Supplied data =>

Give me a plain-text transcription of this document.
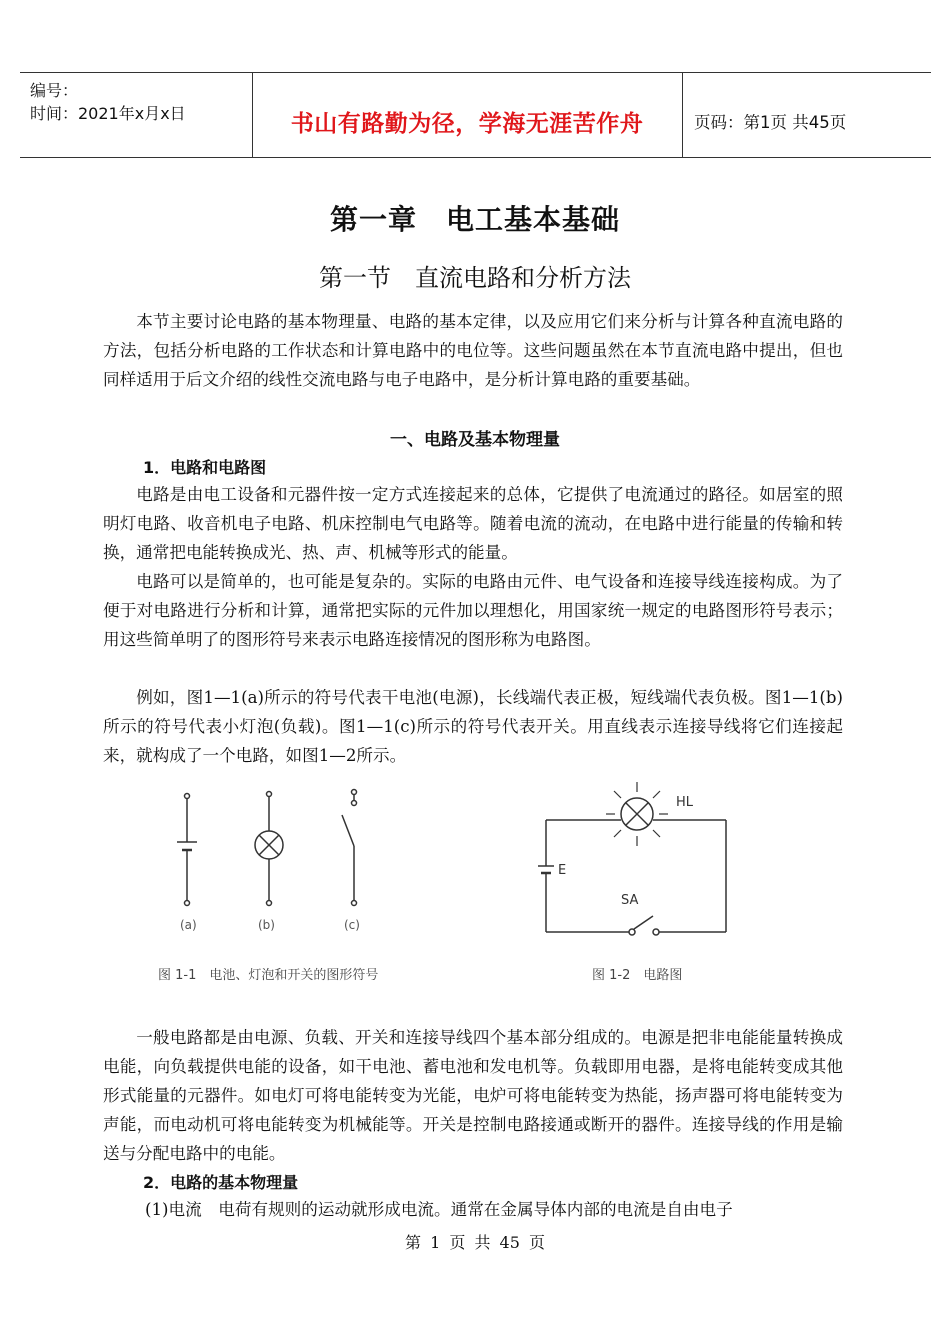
编号：
时间：2021年x月x日	书山有路勤为径，学海无涯苦作舟	页码：第1页 共45页
第一章　电工基本基础
第一节　直流电路和分析方法

本节主要讨论电路的基本物理量、电路的基本定律，以及应用它们来分析与计算各种直流电路的方法，包括分析电路的工作状态和计算电路中的电位等。这些问题虽然在本节直流电路中提出，但也同样适用于后文介绍的线性交流电路与电子电路中，是分析计算电路的重要基础。

一、电路及基本物理量
1．电路和电路图

电路是由电工设备和元器件按一定方式连接起来的总体，它提供了电流通过的路径。如居室的照明灯电路、收音机电子电路、机床控制电气电路等。随着电流的流动，在电路中进行能量的传输和转换，通常把电能转换成光、热、声、机械等形式的能量。

电路可以是简单的，也可能是复杂的。实际的电路由元件、电气设备和连接导线连接构成。为了便于对电路进行分析和计算，通常把实际的元件加以理想化，用国家统一规定的电路图形符号表示；用这些简单明了的图形符号来表示电路连接情况的图形称为电路图。

例如，图1—1(a)所示的符号代表干电池(电源)，长线端代表正极，短线端代表负极。图1—1(b)所示的符号代表小灯泡(负载)。图1—1(c)所示的符号代表开关。用直线表示连接导线将它们连接起来，就构成了一个电路，如图1—2所示。

(a)	(b)	(c)
图 1-1　电池、灯泡和开关的图形符号
HL
E
SA
图 1-2　电路图

一般电路都是由电源、负载、开关和连接导线四个基本部分组成的。电源是把非电能能量转换成电能，向负载提供电能的设备，如干电池、蓄电池和发电机等。负载即用电器，是将电能转变成其他形式能量的元器件。如电灯可将电能转变为光能，电炉可将电能转变为热能，扬声器可将电能转变为声能，而电动机可将电能转变为机械能等。开关是控制电路接通或断开的器件。连接导线的作用是输送与分配电路中的电能。

2．电路的基本物理量

(1)电流　电荷有规则的运动就形成电流。通常在金属导体内部的电流是自由电子

第 1 页 共 45 页
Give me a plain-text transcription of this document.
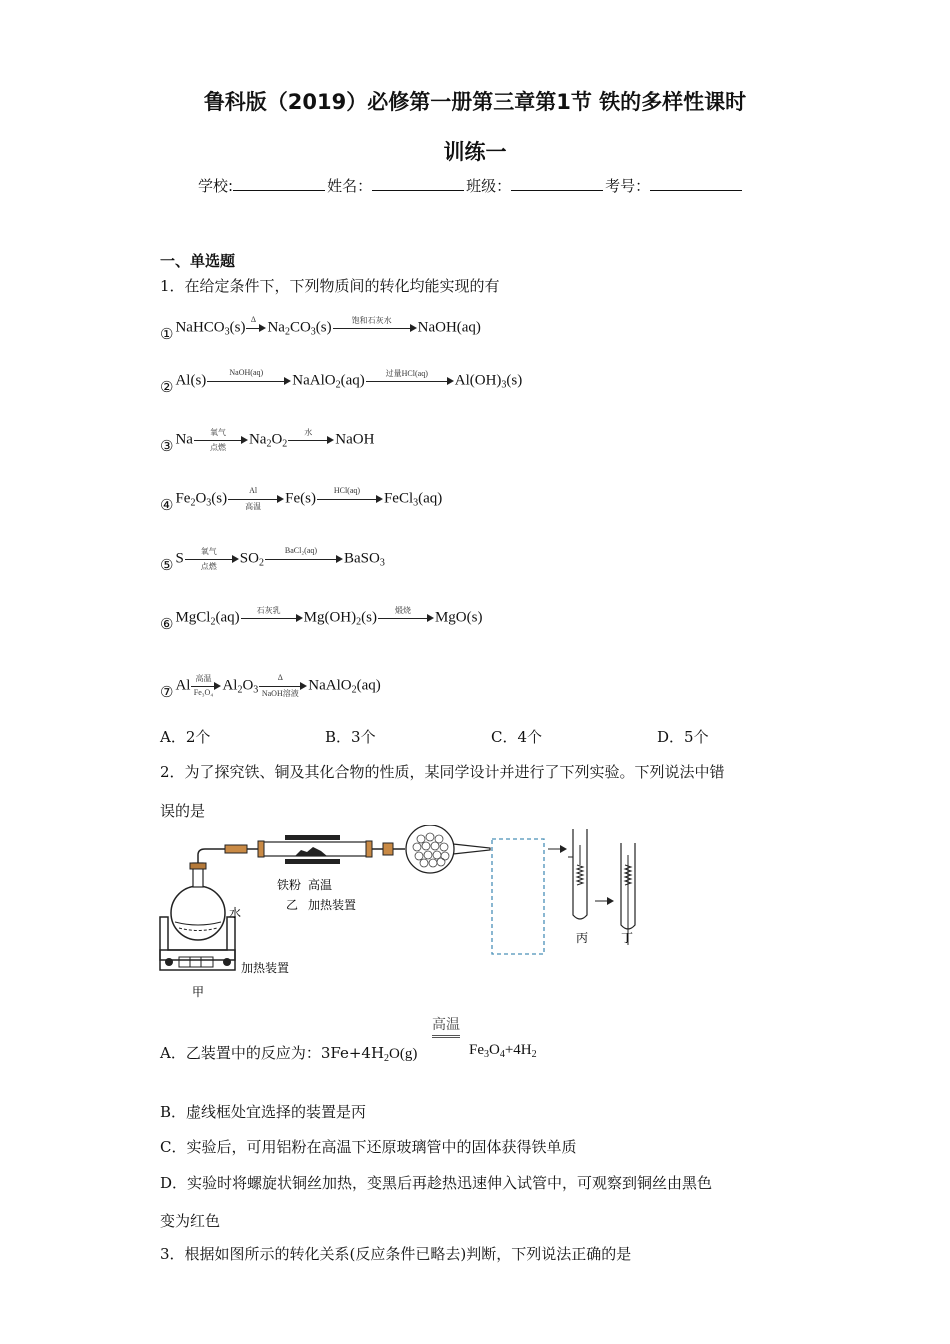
鲁科版（2019）必修第一册第三章第1节 铁的多样性课时
训练一
学校:	姓名：	班级：	考号：
一、单选题
1．在给定条件下，下列物质间的转化均能实现的有
① NaHCO$_3$(s) Δ $Na_2CO_3(s)$	饱和石灰水	NaOH(aq)
② Al(s)	NaOH(aq)	NaAlO$_2$(aq)	过量HCl(aq)	$Al(OH)_3(s)$
③ Na	氧气
点燃
$Na_2O_2$
水	NaOH
④ $Fe_2O_3(s)$	Al
高温
Fe(s)	HCl(aq)	FeCl$_3$(aq)
⑤ S	氧气
点燃
$SO_2$
BaCl₂(aq)	BaSO$_3$
⑥ MgCl$_2$(aq)	石灰乳	$Mg(OH)_2(s)$	煅烧	MgO(s)
⑦ Al 高温
Fe₃O₄ $Al_2O_3$
Δ
NaOH溶液
NaAlO$_2$(aq)
A．2个	B．3个	C．4个	D．5个
2．为了探究铁、铜及其化合物的性质，某同学设计并进行了下列实验。下列说法中错
误的是
水
铁粉 高温
乙 加热装置
加热装置
甲
丙	丁
高温
A．乙装置中的反应为：$3Fe+4H_2O(g)$	$Fe_3O_4+4H_2$
B．虚线框处宜选择的装置是丙
C．实验后，可用铝粉在高温下还原玻璃管中的固体获得铁单质
D．实验时将螺旋状铜丝加热，变黑后再趁热迅速伸入试管中，可观察到铜丝由黑色
变为红色
3．根据如图所示的转化关系(反应条件已略去)判断，下列说法正确的是
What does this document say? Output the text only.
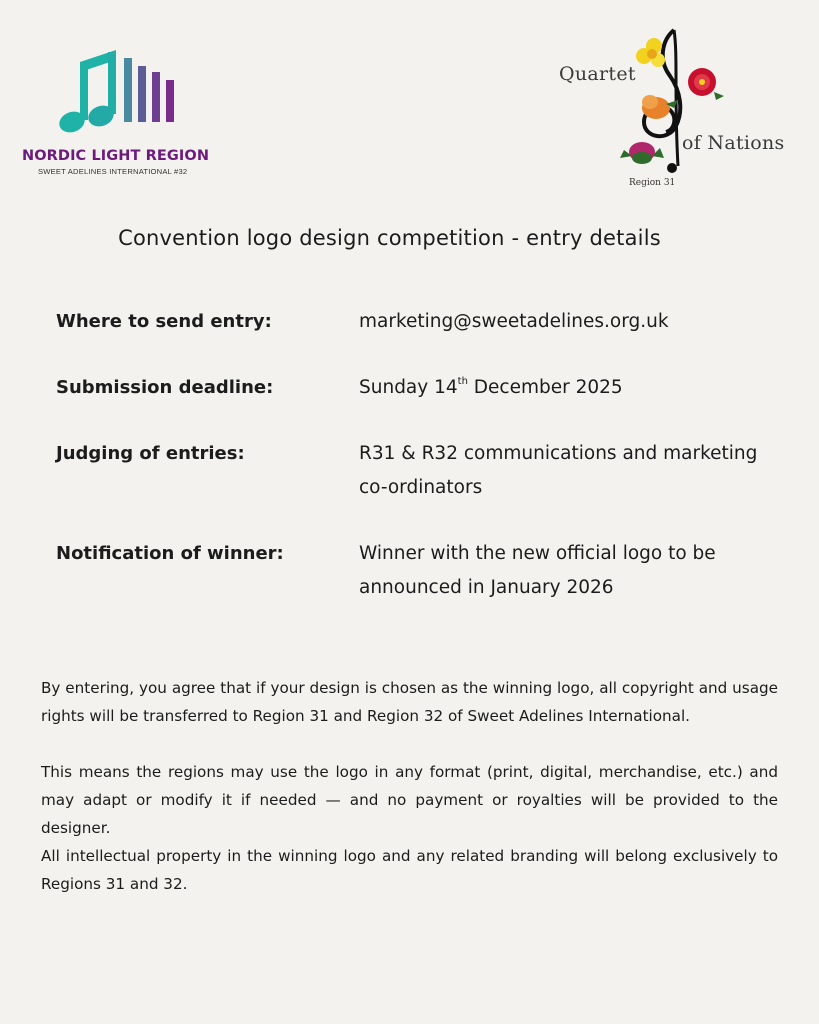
NORDIC LIGHT REGION
SWEET ADELINES INTERNATIONAL #32
Quartet
of Nations
Region 31
Convention logo design competition - entry details
Where to send entry:	marketing@sweetadelines.org.uk
Submission deadline:	Sunday 14th December 2025
Judging of entries:	R31 & R32 communications and marketing
co-ordinators
Notification of winner:	Winner with the new official logo to be
announced in January 2026

By entering, you agree that if your design is chosen as the winning logo, all copyright and usage rights will be transferred to Region 31 and Region 32 of Sweet Adelines International.

This means the regions may use the logo in any format (print, digital, merchandise, etc.) and may adapt or modify it if needed — and no payment or royalties will be provided to the designer.

All intellectual property in the winning logo and any related branding will belong exclusively to Regions 31 and 32.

Aim =>
Say how many lines of the data include the string "winning". Nothing other than the number should be given.

Result =>
2